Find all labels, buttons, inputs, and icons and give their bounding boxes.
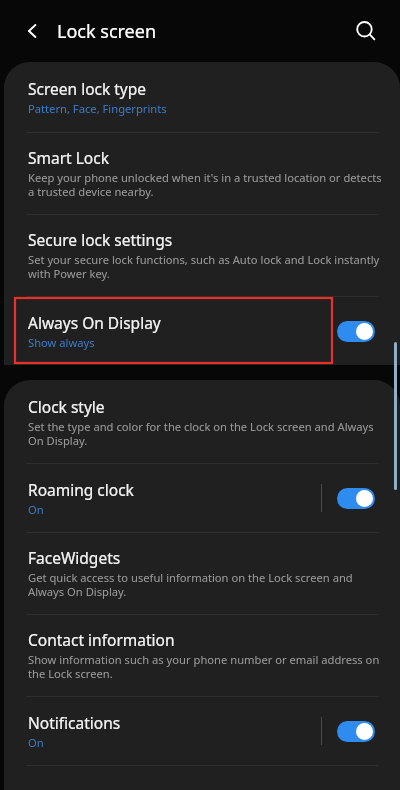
staticText: Smart Lock — [28, 147, 109, 168]
staticText: Clock style — [28, 396, 105, 417]
staticText: On — [28, 735, 44, 750]
button[interactable]: Roaming clock — [4, 464, 400, 532]
button[interactable]: Screen lock type — [4, 62, 400, 132]
button[interactable]: Search — [346, 11, 386, 51]
staticText: Lock screen — [57, 19, 157, 44]
button[interactable]: Back — [14, 12, 52, 50]
button[interactable]: Toggle Always On Display — [337, 321, 375, 342]
staticText: On — [28, 502, 44, 517]
staticText: Show information such as your phone numb… — [28, 652, 388, 682]
button[interactable]: FaceWidgets — [4, 533, 400, 614]
staticText: Set the type and color for the clock on … — [28, 419, 388, 449]
button[interactable]: Smart Lock — [4, 133, 400, 214]
staticText: Keep your phone unlocked when it's in a … — [28, 170, 388, 200]
staticText: Get quick access to useful information o… — [28, 570, 388, 600]
button[interactable]: Secure lock settings — [4, 215, 400, 296]
staticText: Notifications — [28, 712, 121, 733]
staticText: Contact information — [28, 629, 175, 650]
staticText: Screen lock type — [28, 78, 147, 99]
button[interactable]: Clock style — [4, 380, 400, 463]
staticText: Roaming clock — [28, 479, 134, 500]
button[interactable]: Toggle Notifications — [337, 721, 375, 742]
staticText: Always On Display — [28, 312, 161, 333]
button[interactable]: Notifications — [4, 697, 400, 765]
button[interactable]: Toggle Roaming clock — [337, 488, 375, 509]
staticText: Show always — [28, 335, 95, 350]
button[interactable]: Always On Display — [4, 297, 400, 365]
staticText: Set your secure lock functions, such as … — [28, 252, 388, 282]
staticText: FaceWidgets — [28, 547, 121, 568]
button[interactable]: Contact information — [4, 615, 400, 696]
staticText: Pattern, Face, Fingerprints — [28, 101, 167, 116]
staticText: Secure lock settings — [28, 229, 173, 250]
☆ ☆ ☆ ☆
◆ **Given request**
Please print, unchanged, the lines above from the one with "staticText: Smart Lock — [28, 147, 109, 168]" up to and including the one with "staticText: Roaming clock".

◆ **Worked answer**
staticText: Smart Lock — [28, 147, 109, 168]
staticText: Clock style — [28, 396, 105, 417]
staticText: On — [28, 735, 44, 750]
button[interactable]: Roaming clock — [4, 464, 400, 532]
button[interactable]: Screen lock type — [4, 62, 400, 132]
button[interactable]: Search — [346, 11, 386, 51]
staticText: Lock screen — [57, 19, 157, 44]
button[interactable]: Back — [14, 12, 52, 50]
button[interactable]: Toggle Always On Display — [337, 321, 375, 342]
staticText: On — [28, 502, 44, 517]
staticText: Show information such as your phone numb… — [28, 652, 388, 682]
button[interactable]: FaceWidgets — [4, 533, 400, 614]
staticText: Set the type and color for the clock on … — [28, 419, 388, 449]
button[interactable]: Smart Lock — [4, 133, 400, 214]
staticText: Keep your phone unlocked when it's in a … — [28, 170, 388, 200]
staticText: Get quick access to useful information o… — [28, 570, 388, 600]
button[interactable]: Secure lock settings — [4, 215, 400, 296]
staticText: Notifications — [28, 712, 121, 733]
staticText: Contact information — [28, 629, 175, 650]
staticText: Screen lock type — [28, 78, 147, 99]
button[interactable]: Clock style — [4, 380, 400, 463]
staticText: Roaming clock — [28, 479, 134, 500]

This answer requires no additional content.